• _Short problem_: Copy out the records below word for word, from their first line through the line containing "What elements are", including both of those lines, and leave the pictures out of your answer.

Material supplied start

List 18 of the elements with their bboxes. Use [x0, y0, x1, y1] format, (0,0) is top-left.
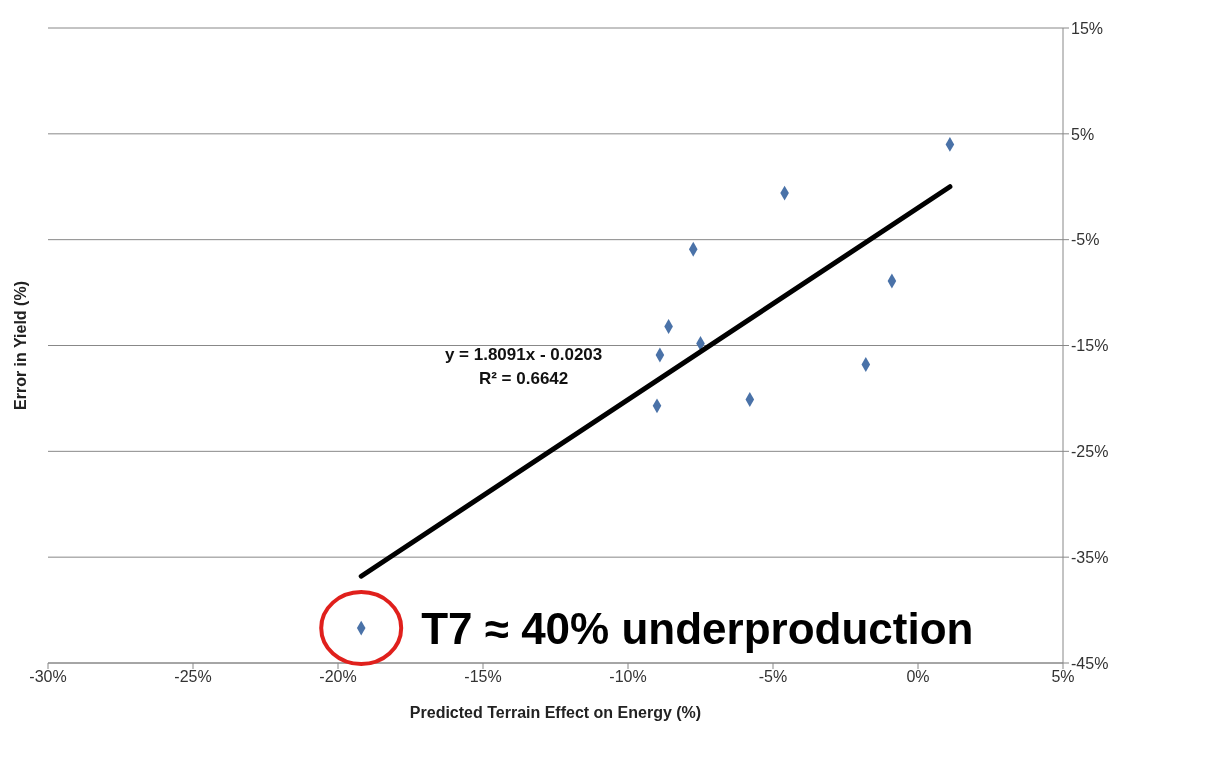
- x-tick-label: -20%: [319, 668, 357, 686]
- y-tick-label: -35%: [1071, 548, 1109, 566]
- annotation: y = 1.8091x - 0.0203: [444, 345, 603, 365]
- annotation: T7 ≈ 40% underproduction: [421, 603, 974, 653]
- x-tick-label: -5%: [758, 668, 788, 686]
- y-axis-title: Error in Yield (%): [12, 281, 29, 410]
- x-tick-label: -10%: [609, 668, 647, 686]
- y-tick-label: -25%: [1071, 443, 1109, 461]
- y-tick-label: 15%: [1071, 19, 1104, 37]
- x-tick-label: -25%: [174, 668, 212, 686]
- x-tick-label: -30%: [29, 668, 67, 686]
- x-axis-title: Predicted Terrain Effect on Energy (%): [409, 704, 702, 721]
- y-tick-label: -5%: [1071, 231, 1100, 249]
- y-tick-label: -15%: [1071, 337, 1109, 355]
- x-tick-label: -15%: [464, 668, 502, 686]
- y-tick-label: 5%: [1071, 125, 1095, 143]
- annotation: R² = 0.6642: [478, 369, 569, 389]
- x-tick-label: 0%: [906, 668, 930, 686]
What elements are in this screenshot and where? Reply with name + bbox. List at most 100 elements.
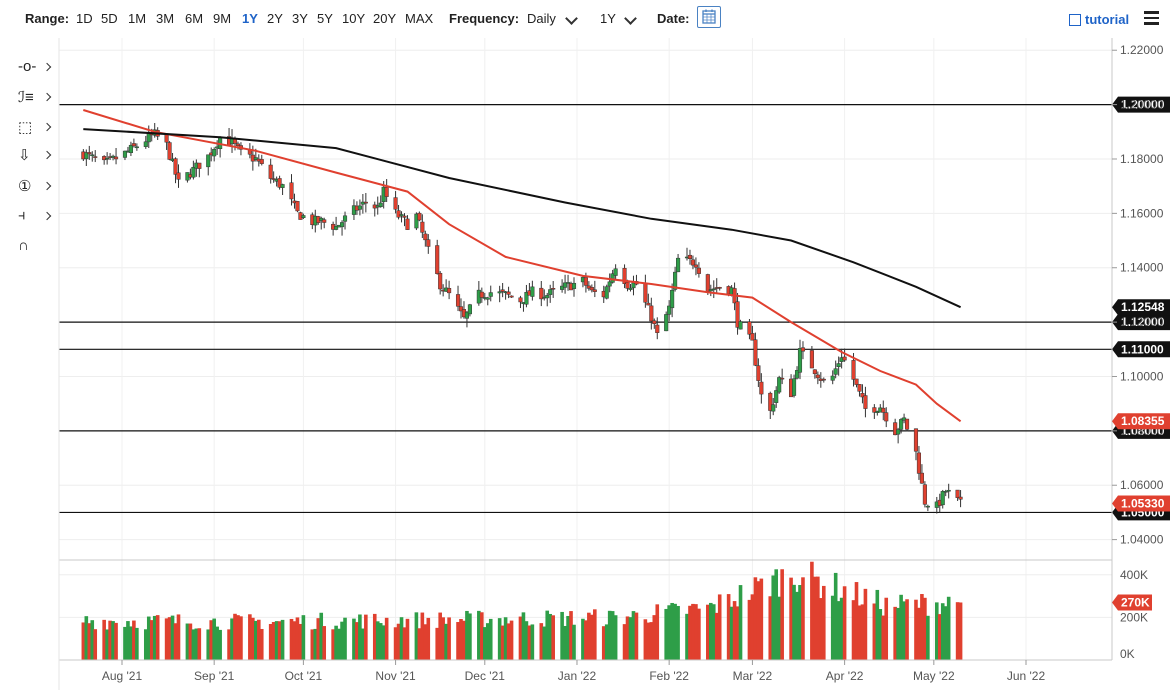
price-tick-label: 1.12000 <box>1120 315 1164 329</box>
candle-body <box>235 143 241 147</box>
range-6m-button[interactable]: 6M <box>185 11 204 26</box>
volume-grid <box>59 574 1112 618</box>
range-9m-button[interactable]: 9M <box>213 11 232 26</box>
volume-bar <box>105 629 109 660</box>
hamburger-menu-icon[interactable] <box>1144 11 1159 25</box>
volume-bar <box>132 620 136 660</box>
volume-bar <box>670 602 674 660</box>
range-3y-button[interactable]: 3Y <box>292 11 308 26</box>
magnet-tool[interactable]: ∩ <box>16 237 56 259</box>
candle <box>780 368 785 385</box>
candle <box>896 427 901 444</box>
candle-body <box>836 363 841 368</box>
range-20y-button[interactable]: 20Y <box>373 11 397 26</box>
range-1d-button[interactable]: 1D <box>76 11 93 26</box>
candle-body <box>268 164 273 179</box>
candle <box>943 489 948 497</box>
arrow-tool[interactable]: ⇩ <box>16 146 56 168</box>
candle <box>143 135 148 149</box>
range-1y-button[interactable]: 1Y <box>242 11 258 26</box>
tutorial-link[interactable]: tutorial <box>1085 12 1130 27</box>
volume-bar <box>230 618 234 660</box>
candle <box>815 371 820 385</box>
candle-body <box>402 215 407 218</box>
time-tick-label: Dec '21 <box>465 669 506 683</box>
volume-bar <box>268 623 273 660</box>
candle <box>643 274 648 308</box>
candle-body <box>212 149 217 157</box>
candle <box>176 164 181 188</box>
volume-bar <box>542 626 547 660</box>
candle <box>289 174 294 206</box>
measure-tool[interactable]: ⫞ <box>16 207 56 229</box>
volume-bar <box>926 615 930 660</box>
candle-body <box>122 150 128 158</box>
volume-bar <box>735 606 740 660</box>
candle <box>708 284 713 297</box>
candle <box>259 154 264 166</box>
volume-bar <box>863 588 868 660</box>
candle <box>607 273 612 293</box>
candle-body <box>884 412 889 422</box>
fibonacci-tool[interactable]: ℐ≡ <box>16 88 56 110</box>
volume-bar <box>123 626 127 660</box>
candle-body <box>114 156 119 160</box>
volume-bar <box>774 569 779 660</box>
candle-body <box>271 178 276 180</box>
candle-body <box>943 491 948 493</box>
candle <box>800 341 806 360</box>
volume-bar <box>149 620 154 660</box>
candle <box>913 428 919 461</box>
candle <box>167 141 172 161</box>
volume-bar <box>102 619 106 660</box>
candle-body <box>821 378 826 381</box>
candle <box>604 284 609 300</box>
range-1m-button[interactable]: 1M <box>128 11 147 26</box>
candle-body <box>455 294 461 307</box>
candle <box>360 193 365 214</box>
range-3m-button[interactable]: 3M <box>156 11 175 26</box>
candle <box>768 391 773 420</box>
volume-bar <box>173 623 178 660</box>
calendar-icon[interactable] <box>697 6 721 28</box>
volume-bar <box>485 623 490 660</box>
tutorial-icon[interactable] <box>1069 14 1081 26</box>
candle-body <box>708 289 713 292</box>
crosshair-tool[interactable]: -o- <box>16 58 56 80</box>
candle <box>646 293 651 306</box>
volume-bar <box>509 620 514 660</box>
range-max-button[interactable]: MAX <box>405 11 434 26</box>
volume-bar <box>84 616 89 660</box>
candle-body <box>548 289 553 295</box>
volume-bar <box>563 625 567 660</box>
candle-body <box>780 377 785 380</box>
number-marker-tool[interactable]: ① <box>16 177 56 199</box>
range-10y-button[interactable]: 10Y <box>342 11 366 26</box>
volume-bar <box>738 585 743 660</box>
volume-bar <box>500 625 505 660</box>
period-select[interactable]: 1Y <box>600 11 616 26</box>
range-5d-button[interactable]: 5D <box>101 11 118 26</box>
candle <box>571 277 577 297</box>
range-5y-button[interactable]: 5Y <box>317 11 333 26</box>
candle-body <box>940 491 945 506</box>
volume-bar <box>839 597 844 660</box>
candle-body <box>87 152 92 155</box>
frequency-select[interactable]: Daily <box>527 11 556 26</box>
candle-body <box>860 393 865 398</box>
volume-bar <box>896 607 900 660</box>
volume-bar <box>215 626 219 660</box>
rectangle-tool[interactable]: ⬚ <box>16 118 56 140</box>
candle <box>423 230 428 247</box>
volume-bar <box>706 604 710 660</box>
candle-body <box>613 268 618 276</box>
candle-body <box>652 320 657 325</box>
candle-body <box>322 219 327 223</box>
candle-body <box>735 301 740 328</box>
range-2y-button[interactable]: 2Y <box>267 11 283 26</box>
candle-body <box>747 321 752 335</box>
volume-bar <box>456 622 460 660</box>
candle <box>905 418 910 432</box>
volume-bar <box>114 622 118 660</box>
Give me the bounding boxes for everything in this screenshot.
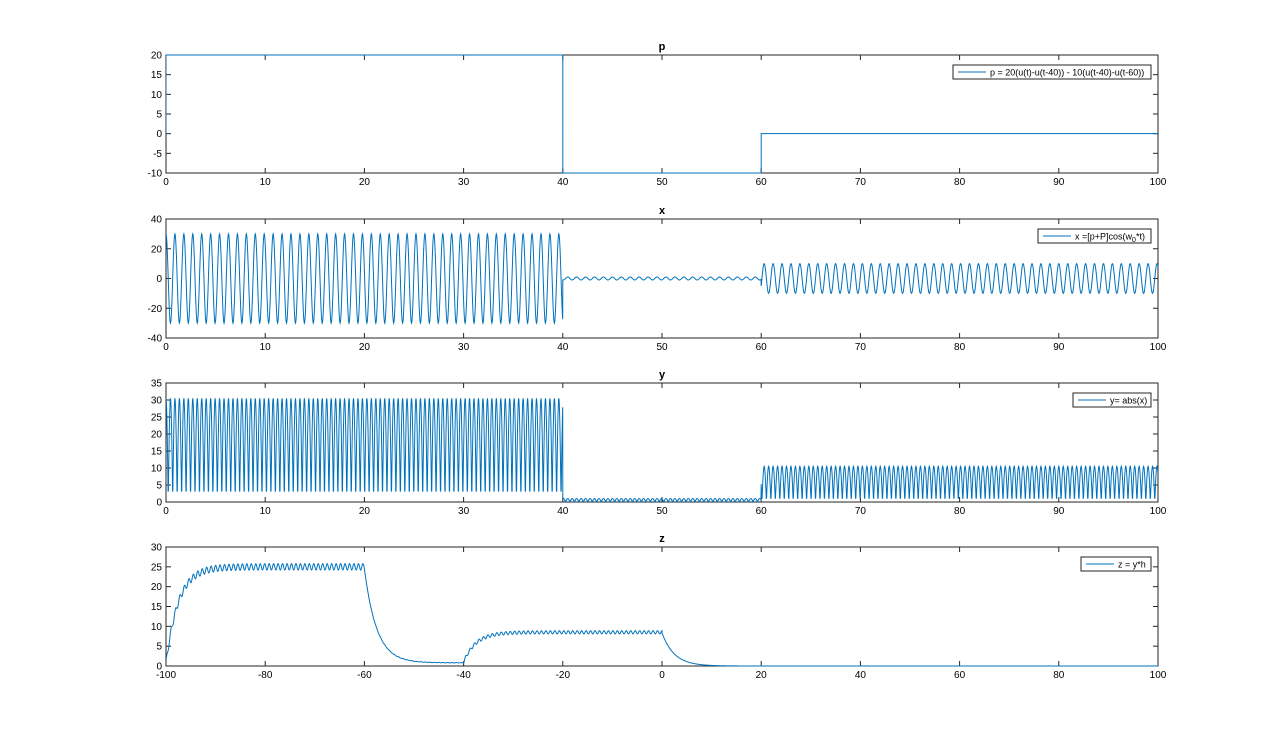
x-tick-label: 40 [557, 177, 569, 188]
x-tick-label: 60 [954, 670, 966, 681]
x-tick-label: 100 [1150, 670, 1167, 681]
x-tick-label: 80 [954, 506, 966, 517]
y-tick-label: 25 [151, 413, 163, 424]
y-tick-label: 25 [151, 562, 163, 573]
y-tick-label: 20 [151, 51, 163, 62]
chart-title-y: y [659, 369, 666, 381]
x-tick-label: 40 [557, 342, 569, 353]
y-tick-label: 15 [151, 602, 163, 613]
y-tick-label: 5 [156, 642, 162, 653]
x-tick-label: -40 [456, 670, 471, 681]
x-tick-label: 100 [1150, 506, 1167, 517]
y-tick-label: 5 [156, 110, 162, 121]
x-tick-label: 60 [756, 506, 768, 517]
x-tick-label: 100 [1150, 177, 1167, 188]
legend-z[interactable]: z = y*h [1080, 556, 1152, 572]
y-tick-label: 40 [151, 215, 163, 226]
legend-box [1072, 392, 1152, 408]
subplot-y: y 0 10 20 30 40 50 60 70 80 90 100 0 5 10 15 20 25 30 35 y= … [151, 369, 1167, 517]
y-tick-label: 20 [151, 430, 163, 441]
x-tick-label: 90 [1053, 177, 1065, 188]
y-tick-label: -40 [148, 334, 163, 345]
x-tick-label: -60 [357, 670, 372, 681]
chart-title-p: p [659, 41, 666, 53]
legend-box [952, 64, 1152, 80]
x-tick-label: 0 [163, 342, 169, 353]
x-tick-label: -20 [556, 670, 571, 681]
legend-label: y= abs(x) [1110, 396, 1147, 406]
x-tick-label: -100 [156, 670, 176, 681]
y-tick-label: 0 [156, 662, 162, 673]
x-tick-label: -80 [258, 670, 273, 681]
y-tick-label: 5 [156, 481, 162, 492]
x-tick-label: 50 [656, 342, 668, 353]
legend-box [1037, 228, 1152, 244]
series-line-x [166, 232, 1158, 325]
y-tick-label: 15 [151, 70, 163, 81]
x-tick-label: 10 [260, 342, 272, 353]
y-tick-label: 20 [151, 244, 163, 255]
x-tick-label: 0 [163, 177, 169, 188]
x-tick-label: 40 [855, 670, 867, 681]
x-tick-label: 30 [458, 177, 470, 188]
y-tick-label: 10 [151, 622, 163, 633]
x-tick-label: 30 [458, 342, 470, 353]
x-tick-label: 20 [359, 506, 371, 517]
y-tick-label: 35 [151, 379, 163, 390]
legend-p[interactable]: p = 20(u(t)-u(t-40)) - 10(u(t-40)-u(t-60… [952, 64, 1152, 80]
x-tick-label: 80 [954, 177, 966, 188]
y-tick-label: 20 [151, 582, 163, 593]
x-tick-label: 100 [1150, 342, 1167, 353]
series-line-y [166, 398, 1158, 503]
legend-label: z = y*h [1118, 560, 1146, 570]
x-tick-label: 30 [458, 506, 470, 517]
y-tick-label: 0 [156, 498, 162, 509]
x-tick-label: 20 [359, 342, 371, 353]
x-tick-label: 70 [855, 177, 867, 188]
subplot-x: x 0 10 20 30 40 50 60 70 80 90 100 -40 -20 0 20 40 x =[p+… [148, 205, 1167, 353]
subplot-z: z -100 -80 -60 -40 -20 0 20 40 60 80 100 0 5 10 15 20 25 3… [151, 533, 1167, 681]
x-tick-label: 80 [1053, 670, 1065, 681]
legend-label: x =[p+P]cos(w0*t) [1075, 232, 1145, 245]
x-tick-label: 50 [656, 506, 668, 517]
chart-title-x: x [659, 205, 666, 217]
y-tick-label: 10 [151, 464, 163, 475]
y-tick-label: -20 [148, 304, 163, 315]
x-tick-label: 50 [656, 177, 668, 188]
x-tick-label: 70 [855, 342, 867, 353]
legend-y[interactable]: y= abs(x) [1072, 392, 1152, 408]
y-tick-label: 0 [156, 274, 162, 285]
series-line-p [166, 54, 1158, 174]
y-tick-label: 10 [151, 90, 163, 101]
x-tick-label: 20 [359, 177, 371, 188]
chart-title-z: z [659, 533, 665, 545]
x-tick-label: 40 [557, 506, 569, 517]
y-tick-label: 15 [151, 447, 163, 458]
y-tick-label: 30 [151, 543, 163, 554]
y-tick-label: 0 [156, 129, 162, 140]
x-tick-label: 10 [260, 177, 272, 188]
series-line-z [166, 563, 1158, 667]
subplot-p: p 0 10 20 30 40 50 60 70 80 90 100 -10 -5 0 5 10 15 20 p = … [148, 41, 1167, 188]
y-tick-label: -10 [148, 169, 163, 180]
x-tick-label: 0 [163, 506, 169, 517]
x-tick-label: 90 [1053, 506, 1065, 517]
x-tick-label: 70 [855, 506, 867, 517]
x-tick-label: 60 [756, 342, 768, 353]
axes-box-x [165, 218, 1159, 339]
axes-box-z [165, 546, 1159, 667]
legend-x[interactable]: x =[p+P]cos(w0*t) [1037, 228, 1152, 245]
x-tick-label: 80 [954, 342, 966, 353]
legend-box [1080, 556, 1152, 572]
y-tick-label: 30 [151, 396, 163, 407]
x-tick-label: 10 [260, 506, 272, 517]
legend-label: p = 20(u(t)-u(t-40)) - 10(u(t-40)-u(t-60… [990, 68, 1144, 78]
x-tick-label: 20 [756, 670, 768, 681]
x-tick-label: 60 [756, 177, 768, 188]
x-tick-label: 0 [659, 670, 665, 681]
y-tick-label: -5 [153, 149, 162, 160]
x-tick-label: 90 [1053, 342, 1065, 353]
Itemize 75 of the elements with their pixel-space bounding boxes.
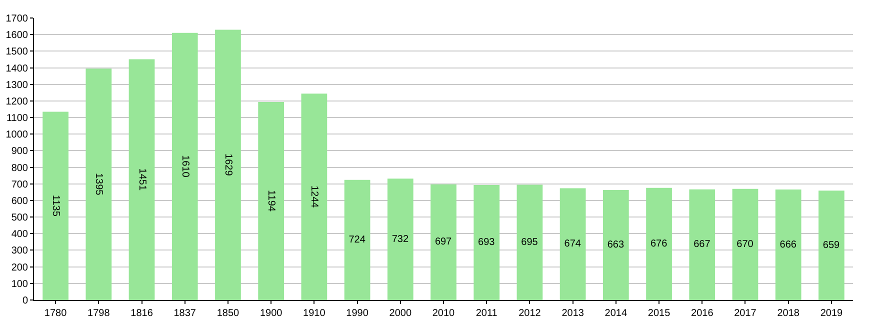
data-label: 663 (607, 240, 624, 251)
bar (560, 188, 586, 300)
y-tick-label: 500 (11, 212, 28, 224)
data-label: 724 (348, 234, 366, 246)
bar (602, 190, 629, 300)
y-tick-label: 400 (11, 229, 28, 240)
y-tick-label: 1400 (6, 63, 28, 74)
bar (86, 68, 112, 300)
data-label: 1395 (93, 172, 104, 196)
x-tick-label: 1837 (174, 308, 196, 319)
y-tick-label: 0 (22, 296, 28, 306)
data-label: 1194 (266, 190, 277, 212)
data-label: 674 (564, 238, 582, 250)
x-tick-label: 2016 (691, 308, 714, 319)
bar (258, 102, 284, 300)
y-tick-label: 1500 (6, 46, 28, 58)
y-tick-label: 1700 (6, 14, 28, 24)
x-tick-label: 2012 (518, 308, 542, 319)
x-tick-label: 2013 (562, 308, 584, 319)
x-tick-label: 2000 (389, 308, 412, 319)
y-tick-label: 300 (11, 246, 28, 257)
y-tick-label: 900 (11, 146, 28, 158)
y-tick-label: 100 (11, 278, 28, 290)
data-label: 1629 (222, 154, 234, 176)
x-tick-label: 1900 (260, 308, 283, 319)
data-label: 697 (434, 236, 452, 248)
data-label: 732 (392, 234, 409, 245)
y-tick-label: 800 (11, 162, 28, 174)
bar (430, 184, 456, 300)
data-label: 1610 (179, 155, 190, 178)
y-tick-label: 1300 (6, 80, 28, 91)
bar (172, 32, 198, 300)
data-label: 695 (521, 236, 538, 248)
y-tick-label: 1200 (6, 96, 28, 108)
bar (42, 112, 68, 300)
data-label: 670 (736, 238, 754, 250)
bar (818, 190, 844, 300)
x-tick-label: 2018 (777, 308, 800, 319)
bar (301, 94, 328, 300)
x-tick-label: 2011 (476, 308, 498, 319)
data-label: 659 (822, 240, 840, 251)
x-tick-label: 1816 (130, 308, 154, 319)
x-tick-label: 1990 (346, 308, 369, 319)
data-label: 693 (478, 237, 496, 248)
x-tick-label: 2014 (604, 308, 628, 319)
bar (732, 188, 758, 300)
data-label: 666 (780, 239, 797, 250)
x-tick-label: 1780 (44, 308, 68, 319)
bar (775, 190, 802, 300)
bar (516, 184, 543, 300)
bar (128, 59, 155, 300)
y-tick-label: 1000 (6, 130, 28, 141)
x-tick-label: 2010 (432, 308, 456, 319)
x-tick-label: 2017 (734, 308, 757, 319)
x-tick-label: 2015 (648, 308, 671, 319)
y-tick-label: 1100 (6, 113, 28, 124)
y-tick-label: 200 (11, 262, 28, 274)
y-tick-label: 600 (11, 196, 28, 207)
x-tick-label: 1850 (216, 308, 240, 319)
y-tick-label: 700 (11, 179, 28, 190)
x-tick-label: 2019 (820, 308, 844, 319)
bar (387, 178, 414, 300)
bar (646, 188, 672, 300)
bar (215, 30, 241, 300)
bar (474, 185, 500, 300)
data-label: 1135 (50, 194, 62, 217)
data-label: 1451 (136, 168, 148, 191)
x-tick-label: 1910 (303, 308, 326, 319)
bar (344, 180, 370, 300)
data-label: 676 (650, 238, 668, 250)
data-label: 1244 (308, 185, 320, 208)
y-tick-label: 1600 (6, 30, 28, 42)
data-label: 667 (694, 239, 711, 250)
x-tick-label: 1798 (88, 308, 110, 319)
bar (689, 189, 716, 300)
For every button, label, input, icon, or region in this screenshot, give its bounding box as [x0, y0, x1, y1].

Material supplied end

• _Completed exercise_:
List 18 of the elements with their bboxes. Use [x0, y0, x1, y1] format, (0,0) is top-left.
- x-tick-label: -20%: [319, 668, 357, 686]
- y-tick-label: -35%: [1071, 548, 1109, 566]
- annotation: y = 1.8091x - 0.0203: [444, 345, 603, 365]
- annotation: T7 ≈ 40% underproduction: [421, 603, 974, 653]
- x-tick-label: -5%: [758, 668, 788, 686]
- y-axis-title: Error in Yield (%): [12, 281, 29, 410]
- x-tick-label: -10%: [609, 668, 647, 686]
- y-tick-label: -25%: [1071, 443, 1109, 461]
- y-tick-label: 15%: [1071, 19, 1104, 37]
- x-tick-label: -25%: [174, 668, 212, 686]
- x-tick-label: -30%: [29, 668, 67, 686]
- x-axis-title: Predicted Terrain Effect on Energy (%): [409, 704, 702, 721]
- y-tick-label: -5%: [1071, 231, 1100, 249]
- y-tick-label: -15%: [1071, 337, 1109, 355]
- x-tick-label: -15%: [464, 668, 502, 686]
- y-tick-label: 5%: [1071, 125, 1095, 143]
- annotation: R² = 0.6642: [478, 369, 569, 389]
- x-tick-label: 0%: [906, 668, 930, 686]
What elements are in this screenshot and where? Reply with name + bbox. List at most 100 elements.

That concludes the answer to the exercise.